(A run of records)
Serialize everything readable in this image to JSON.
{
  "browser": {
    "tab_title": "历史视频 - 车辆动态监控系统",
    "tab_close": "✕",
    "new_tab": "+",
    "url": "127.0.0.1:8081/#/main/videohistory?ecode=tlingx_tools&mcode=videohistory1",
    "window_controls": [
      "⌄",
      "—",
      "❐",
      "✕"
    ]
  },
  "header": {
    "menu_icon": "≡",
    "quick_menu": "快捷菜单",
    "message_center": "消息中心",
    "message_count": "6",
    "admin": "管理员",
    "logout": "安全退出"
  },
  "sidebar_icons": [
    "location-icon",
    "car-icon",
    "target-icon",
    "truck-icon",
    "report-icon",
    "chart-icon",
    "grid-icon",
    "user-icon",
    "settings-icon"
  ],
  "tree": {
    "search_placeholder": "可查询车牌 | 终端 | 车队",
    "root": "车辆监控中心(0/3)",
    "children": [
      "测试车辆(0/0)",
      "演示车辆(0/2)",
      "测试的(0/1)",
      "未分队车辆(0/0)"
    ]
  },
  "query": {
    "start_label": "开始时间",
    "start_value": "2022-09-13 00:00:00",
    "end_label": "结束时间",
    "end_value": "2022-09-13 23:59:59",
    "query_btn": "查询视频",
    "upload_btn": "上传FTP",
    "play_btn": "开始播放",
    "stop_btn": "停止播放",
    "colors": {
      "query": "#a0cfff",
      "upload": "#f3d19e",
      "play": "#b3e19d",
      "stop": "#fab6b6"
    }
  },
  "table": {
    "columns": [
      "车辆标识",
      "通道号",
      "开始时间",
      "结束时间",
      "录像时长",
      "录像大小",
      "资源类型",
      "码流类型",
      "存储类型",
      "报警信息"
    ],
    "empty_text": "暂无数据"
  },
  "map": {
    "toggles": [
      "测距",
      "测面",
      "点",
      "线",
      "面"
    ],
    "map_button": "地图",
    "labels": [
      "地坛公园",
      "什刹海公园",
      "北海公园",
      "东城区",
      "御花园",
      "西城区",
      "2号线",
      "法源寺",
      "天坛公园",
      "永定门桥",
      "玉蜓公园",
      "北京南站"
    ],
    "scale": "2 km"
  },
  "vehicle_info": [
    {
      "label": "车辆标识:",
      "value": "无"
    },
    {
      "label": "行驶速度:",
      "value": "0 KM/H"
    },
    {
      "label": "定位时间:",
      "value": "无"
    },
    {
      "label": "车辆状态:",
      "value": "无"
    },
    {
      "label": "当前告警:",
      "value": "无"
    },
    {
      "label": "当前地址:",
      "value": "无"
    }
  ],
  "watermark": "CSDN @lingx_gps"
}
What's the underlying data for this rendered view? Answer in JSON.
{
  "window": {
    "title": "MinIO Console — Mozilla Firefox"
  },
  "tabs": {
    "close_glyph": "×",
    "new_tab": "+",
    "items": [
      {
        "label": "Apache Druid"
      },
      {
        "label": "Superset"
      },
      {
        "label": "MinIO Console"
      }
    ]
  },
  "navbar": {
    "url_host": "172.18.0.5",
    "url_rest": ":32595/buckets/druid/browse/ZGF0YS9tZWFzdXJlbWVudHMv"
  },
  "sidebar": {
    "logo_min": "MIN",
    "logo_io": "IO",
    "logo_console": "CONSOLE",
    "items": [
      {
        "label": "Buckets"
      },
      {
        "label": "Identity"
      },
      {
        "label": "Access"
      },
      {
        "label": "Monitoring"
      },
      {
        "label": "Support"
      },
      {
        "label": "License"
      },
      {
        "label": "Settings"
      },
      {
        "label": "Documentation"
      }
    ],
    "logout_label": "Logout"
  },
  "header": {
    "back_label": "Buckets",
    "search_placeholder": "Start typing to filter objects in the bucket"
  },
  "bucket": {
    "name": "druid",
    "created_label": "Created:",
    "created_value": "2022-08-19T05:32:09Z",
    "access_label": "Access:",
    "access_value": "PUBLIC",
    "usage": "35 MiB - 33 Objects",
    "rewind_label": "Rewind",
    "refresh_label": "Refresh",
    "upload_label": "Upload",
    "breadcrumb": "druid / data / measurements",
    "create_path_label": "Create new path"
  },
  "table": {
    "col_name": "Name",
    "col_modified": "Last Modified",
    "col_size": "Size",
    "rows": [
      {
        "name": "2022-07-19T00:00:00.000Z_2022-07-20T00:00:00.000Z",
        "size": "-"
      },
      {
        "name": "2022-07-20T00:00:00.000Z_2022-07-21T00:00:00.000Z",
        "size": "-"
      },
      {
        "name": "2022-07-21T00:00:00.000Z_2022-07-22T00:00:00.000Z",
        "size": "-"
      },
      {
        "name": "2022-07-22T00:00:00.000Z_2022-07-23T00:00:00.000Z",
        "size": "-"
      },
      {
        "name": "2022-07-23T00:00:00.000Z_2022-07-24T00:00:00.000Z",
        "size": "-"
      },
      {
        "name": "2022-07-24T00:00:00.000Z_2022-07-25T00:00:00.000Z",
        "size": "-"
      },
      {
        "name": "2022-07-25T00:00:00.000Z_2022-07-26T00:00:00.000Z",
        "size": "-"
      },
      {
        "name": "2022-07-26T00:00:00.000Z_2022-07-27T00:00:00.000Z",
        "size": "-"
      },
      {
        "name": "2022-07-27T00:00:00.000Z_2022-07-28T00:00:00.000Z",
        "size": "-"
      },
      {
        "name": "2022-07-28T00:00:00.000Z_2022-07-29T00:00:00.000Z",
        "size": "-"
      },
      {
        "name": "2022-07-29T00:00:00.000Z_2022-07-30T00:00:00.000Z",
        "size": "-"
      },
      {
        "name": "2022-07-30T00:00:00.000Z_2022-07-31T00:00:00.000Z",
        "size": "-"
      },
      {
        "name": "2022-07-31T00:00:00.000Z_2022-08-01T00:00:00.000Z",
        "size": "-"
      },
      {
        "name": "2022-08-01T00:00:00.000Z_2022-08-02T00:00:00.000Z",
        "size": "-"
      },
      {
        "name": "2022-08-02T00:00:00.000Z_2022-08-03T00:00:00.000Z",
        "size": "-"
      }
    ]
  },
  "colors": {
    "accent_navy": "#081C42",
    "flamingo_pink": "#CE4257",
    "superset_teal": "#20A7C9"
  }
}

* _What to work on_
Select and copy every line of the listing with the word "MinIO".

* _Written solution_
    "title": "MinIO Console — Mozilla Firefox"
        "label": "MinIO Console"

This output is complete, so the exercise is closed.